### DATA PROVIDED
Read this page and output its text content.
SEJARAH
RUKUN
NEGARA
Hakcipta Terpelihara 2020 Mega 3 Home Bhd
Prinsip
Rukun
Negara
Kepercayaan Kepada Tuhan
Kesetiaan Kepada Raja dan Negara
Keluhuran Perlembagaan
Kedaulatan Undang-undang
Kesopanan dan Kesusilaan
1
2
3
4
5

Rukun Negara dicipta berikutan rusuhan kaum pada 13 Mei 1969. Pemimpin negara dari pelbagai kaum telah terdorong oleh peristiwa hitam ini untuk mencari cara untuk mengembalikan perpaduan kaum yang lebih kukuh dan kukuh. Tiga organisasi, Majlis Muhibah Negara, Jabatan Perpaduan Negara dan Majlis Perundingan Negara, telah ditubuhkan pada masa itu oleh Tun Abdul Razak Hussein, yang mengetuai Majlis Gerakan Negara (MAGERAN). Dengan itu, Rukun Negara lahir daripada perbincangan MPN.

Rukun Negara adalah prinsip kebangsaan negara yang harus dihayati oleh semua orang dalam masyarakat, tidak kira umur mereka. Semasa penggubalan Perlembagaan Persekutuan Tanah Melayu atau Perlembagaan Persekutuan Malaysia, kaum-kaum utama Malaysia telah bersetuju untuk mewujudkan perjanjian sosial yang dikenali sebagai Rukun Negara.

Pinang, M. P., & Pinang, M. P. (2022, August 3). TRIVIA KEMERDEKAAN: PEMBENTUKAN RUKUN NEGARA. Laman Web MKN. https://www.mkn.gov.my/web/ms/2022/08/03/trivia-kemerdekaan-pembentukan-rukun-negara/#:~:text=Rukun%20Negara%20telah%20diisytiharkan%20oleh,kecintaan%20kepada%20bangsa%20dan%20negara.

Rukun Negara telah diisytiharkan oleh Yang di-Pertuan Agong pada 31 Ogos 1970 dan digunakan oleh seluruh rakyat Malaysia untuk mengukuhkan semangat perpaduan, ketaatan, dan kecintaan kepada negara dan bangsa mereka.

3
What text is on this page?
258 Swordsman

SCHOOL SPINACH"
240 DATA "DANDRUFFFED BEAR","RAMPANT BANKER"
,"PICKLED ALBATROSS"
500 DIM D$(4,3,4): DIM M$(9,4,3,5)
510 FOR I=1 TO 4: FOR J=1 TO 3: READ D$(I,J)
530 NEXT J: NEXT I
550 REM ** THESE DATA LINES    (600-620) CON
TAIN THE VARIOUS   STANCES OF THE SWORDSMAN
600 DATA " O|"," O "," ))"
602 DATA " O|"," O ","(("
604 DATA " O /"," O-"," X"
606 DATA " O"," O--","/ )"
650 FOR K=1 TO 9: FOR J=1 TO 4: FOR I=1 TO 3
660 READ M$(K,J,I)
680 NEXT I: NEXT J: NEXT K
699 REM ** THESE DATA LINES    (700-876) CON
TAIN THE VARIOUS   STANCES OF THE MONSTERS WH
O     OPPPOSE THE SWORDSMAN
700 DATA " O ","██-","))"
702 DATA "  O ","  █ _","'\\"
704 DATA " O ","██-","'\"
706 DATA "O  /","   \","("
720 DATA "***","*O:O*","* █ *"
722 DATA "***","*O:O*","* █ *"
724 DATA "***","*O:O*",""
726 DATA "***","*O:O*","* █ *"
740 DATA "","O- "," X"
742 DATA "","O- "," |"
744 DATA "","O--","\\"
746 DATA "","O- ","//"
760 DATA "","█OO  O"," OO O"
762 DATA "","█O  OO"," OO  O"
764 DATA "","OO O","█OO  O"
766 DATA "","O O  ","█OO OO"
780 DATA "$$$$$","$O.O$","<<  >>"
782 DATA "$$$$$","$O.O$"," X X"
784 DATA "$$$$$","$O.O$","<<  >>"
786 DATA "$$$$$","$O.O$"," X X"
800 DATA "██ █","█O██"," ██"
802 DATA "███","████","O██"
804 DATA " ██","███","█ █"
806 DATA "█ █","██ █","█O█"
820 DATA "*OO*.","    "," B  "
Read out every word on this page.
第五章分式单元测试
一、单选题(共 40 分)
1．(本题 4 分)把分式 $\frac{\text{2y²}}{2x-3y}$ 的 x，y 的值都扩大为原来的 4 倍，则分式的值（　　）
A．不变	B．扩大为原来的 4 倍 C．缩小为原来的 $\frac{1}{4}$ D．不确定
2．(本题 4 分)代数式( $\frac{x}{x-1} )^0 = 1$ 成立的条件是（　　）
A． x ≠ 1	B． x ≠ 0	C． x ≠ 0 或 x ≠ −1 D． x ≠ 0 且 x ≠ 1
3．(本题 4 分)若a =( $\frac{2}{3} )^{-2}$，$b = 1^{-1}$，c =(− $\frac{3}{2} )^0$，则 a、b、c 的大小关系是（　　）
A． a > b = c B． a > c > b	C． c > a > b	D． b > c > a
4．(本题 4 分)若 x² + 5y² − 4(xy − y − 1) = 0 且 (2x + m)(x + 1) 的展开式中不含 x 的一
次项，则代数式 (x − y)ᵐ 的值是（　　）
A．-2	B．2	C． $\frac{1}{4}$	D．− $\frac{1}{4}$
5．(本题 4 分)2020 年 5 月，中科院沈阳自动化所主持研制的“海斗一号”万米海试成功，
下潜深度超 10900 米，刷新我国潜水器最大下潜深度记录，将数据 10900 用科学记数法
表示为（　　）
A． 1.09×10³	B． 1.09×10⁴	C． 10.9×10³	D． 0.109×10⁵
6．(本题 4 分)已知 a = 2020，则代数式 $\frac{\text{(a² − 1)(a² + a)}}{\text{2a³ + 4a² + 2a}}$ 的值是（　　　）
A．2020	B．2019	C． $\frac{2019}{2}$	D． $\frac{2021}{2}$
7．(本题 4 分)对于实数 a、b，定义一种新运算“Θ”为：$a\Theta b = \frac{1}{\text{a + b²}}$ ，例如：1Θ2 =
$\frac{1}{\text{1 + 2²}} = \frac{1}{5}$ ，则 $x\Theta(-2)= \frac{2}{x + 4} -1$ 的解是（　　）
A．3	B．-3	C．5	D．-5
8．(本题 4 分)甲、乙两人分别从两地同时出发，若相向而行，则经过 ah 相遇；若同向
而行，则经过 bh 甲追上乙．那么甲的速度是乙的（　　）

### TASK PROMPT
Retype the whole listing above exactly.

### ANSWER TO THE PROBLEM
Read this page and output its text content.
SEJARAH
RUKUN
NEGARA
Hakcipta Terpelihara 2020 Mega 3 Home Bhd
Prinsip
Rukun
Negara
Kepercayaan Kepada Tuhan
Kesetiaan Kepada Raja dan Negara
Keluhuran Perlembagaan
Kedaulatan Undang-undang
Kesopanan dan Kesusilaan
1
2
3
4
5

Rukun Negara dicipta berikutan rusuhan kaum pada 13 Mei 1969. Pemimpin negara dari pelbagai kaum telah terdorong oleh peristiwa hitam ini untuk mencari cara untuk mengembalikan perpaduan kaum yang lebih kukuh dan kukuh. Tiga organisasi, Majlis Muhibah Negara, Jabatan Perpaduan Negara dan Majlis Perundingan Negara, telah ditubuhkan pada masa itu oleh Tun Abdul Razak Hussein, yang mengetuai Majlis Gerakan Negara (MAGERAN). Dengan itu, Rukun Negara lahir daripada perbincangan MPN.

Rukun Negara adalah prinsip kebangsaan negara yang harus dihayati oleh semua orang dalam masyarakat, tidak kira umur mereka. Semasa penggubalan Perlembagaan Persekutuan Tanah Melayu atau Perlembagaan Persekutuan Malaysia, kaum-kaum utama Malaysia telah bersetuju untuk mewujudkan perjanjian sosial yang dikenali sebagai Rukun Negara.

Pinang, M. P., & Pinang, M. P. (2022, August 3). TRIVIA KEMERDEKAAN: PEMBENTUKAN RUKUN NEGARA. Laman Web MKN. https://www.mkn.gov.my/web/ms/2022/08/03/trivia-kemerdekaan-pembentukan-rukun-negara/#:~:text=Rukun%20Negara%20telah%20diisytiharkan%20oleh,kecintaan%20kepada%20bangsa%20dan%20negara.

Rukun Negara telah diisytiharkan oleh Yang di-Pertuan Agong pada 31 Ogos 1970 dan digunakan oleh seluruh rakyat Malaysia untuk mengukuhkan semangat perpaduan, ketaatan, dan kecintaan kepada negara dan bangsa mereka.

3
What text is on this page?
258 Swordsman

SCHOOL SPINACH"
240 DATA "DANDRUFFFED BEAR","RAMPANT BANKER"
,"PICKLED ALBATROSS"
500 DIM D$(4,3,4): DIM M$(9,4,3,5)
510 FOR I=1 TO 4: FOR J=1 TO 3: READ D$(I,J)
530 NEXT J: NEXT I
550 REM ** THESE DATA LINES    (600-620) CON
TAIN THE VARIOUS   STANCES OF THE SWORDSMAN
600 DATA " O|"," O "," ))"
602 DATA " O|"," O ","(("
604 DATA " O /"," O-"," X"
606 DATA " O"," O--","/ )"
650 FOR K=1 TO 9: FOR J=1 TO 4: FOR I=1 TO 3
660 READ M$(K,J,I)
680 NEXT I: NEXT J: NEXT K
699 REM ** THESE DATA LINES    (700-876) CON
TAIN THE VARIOUS   STANCES OF THE MONSTERS WH
O     OPPPOSE THE SWORDSMAN
700 DATA " O ","██-","))"
702 DATA "  O ","  █ _","'\\"
704 DATA " O ","██-","'\"
706 DATA "O  /","   \","("
720 DATA "***","*O:O*","* █ *"
722 DATA "***","*O:O*","* █ *"
724 DATA "***","*O:O*",""
726 DATA "***","*O:O*","* █ *"
740 DATA "","O- "," X"
742 DATA "","O- "," |"
744 DATA "","O--","\\"
746 DATA "","O- ","//"
760 DATA "","█OO  O"," OO O"
762 DATA "","█O  OO"," OO  O"
764 DATA "","OO O","█OO  O"
766 DATA "","O O  ","█OO OO"
780 DATA "$$$$$","$O.O$","<<  >>"
782 DATA "$$$$$","$O.O$"," X X"
784 DATA "$$$$$","$O.O$","<<  >>"
786 DATA "$$$$$","$O.O$"," X X"
800 DATA "██ █","█O██"," ██"
802 DATA "███","████","O██"
804 DATA " ██","███","█ █"
806 DATA "█ █","██ █","█O█"
820 DATA "*OO*.","    "," B  "
Read out every word on this page.
第五章分式单元测试
一、单选题(共 40 分)
1．(本题 4 分)把分式 $\frac{\text{2y²}}{2x-3y}$ 的 x，y 的值都扩大为原来的 4 倍，则分式的值（　　）
A．不变	B．扩大为原来的 4 倍 C．缩小为原来的 $\frac{1}{4}$ D．不确定
2．(本题 4 分)代数式( $\frac{x}{x-1} )^0 = 1$ 成立的条件是（　　）
A． x ≠ 1	B． x ≠ 0	C． x ≠ 0 或 x ≠ −1 D． x ≠ 0 且 x ≠ 1
3．(本题 4 分)若a =( $\frac{2}{3} )^{-2}$，$b = 1^{-1}$，c =(− $\frac{3}{2} )^0$，则 a、b、c 的大小关系是（　　）
A． a > b = c B． a > c > b	C． c > a > b	D． b > c > a
4．(本题 4 分)若 x² + 5y² − 4(xy − y − 1) = 0 且 (2x + m)(x + 1) 的展开式中不含 x 的一
次项，则代数式 (x − y)ᵐ 的值是（　　）
A．-2	B．2	C． $\frac{1}{4}$	D．− $\frac{1}{4}$
5．(本题 4 分)2020 年 5 月，中科院沈阳自动化所主持研制的“海斗一号”万米海试成功，
下潜深度超 10900 米，刷新我国潜水器最大下潜深度记录，将数据 10900 用科学记数法
表示为（　　）
A． 1.09×10³	B． 1.09×10⁴	C． 10.9×10³	D． 0.109×10⁵
6．(本题 4 分)已知 a = 2020，则代数式 $\frac{\text{(a² − 1)(a² + a)}}{\text{2a³ + 4a² + 2a}}$ 的值是（　　　）
A．2020	B．2019	C． $\frac{2019}{2}$	D． $\frac{2021}{2}$
7．(本题 4 分)对于实数 a、b，定义一种新运算“Θ”为：$a\Theta b = \frac{1}{\text{a + b²}}$ ，例如：1Θ2 =
$\frac{1}{\text{1 + 2²}} = \frac{1}{5}$ ，则 $x\Theta(-2)= \frac{2}{x + 4} -1$ 的解是（　　）
A．3	B．-3	C．5	D．-5
8．(本题 4 分)甲、乙两人分别从两地同时出发，若相向而行，则经过 ah 相遇；若同向
而行，则经过 bh 甲追上乙．那么甲的速度是乙的（　　）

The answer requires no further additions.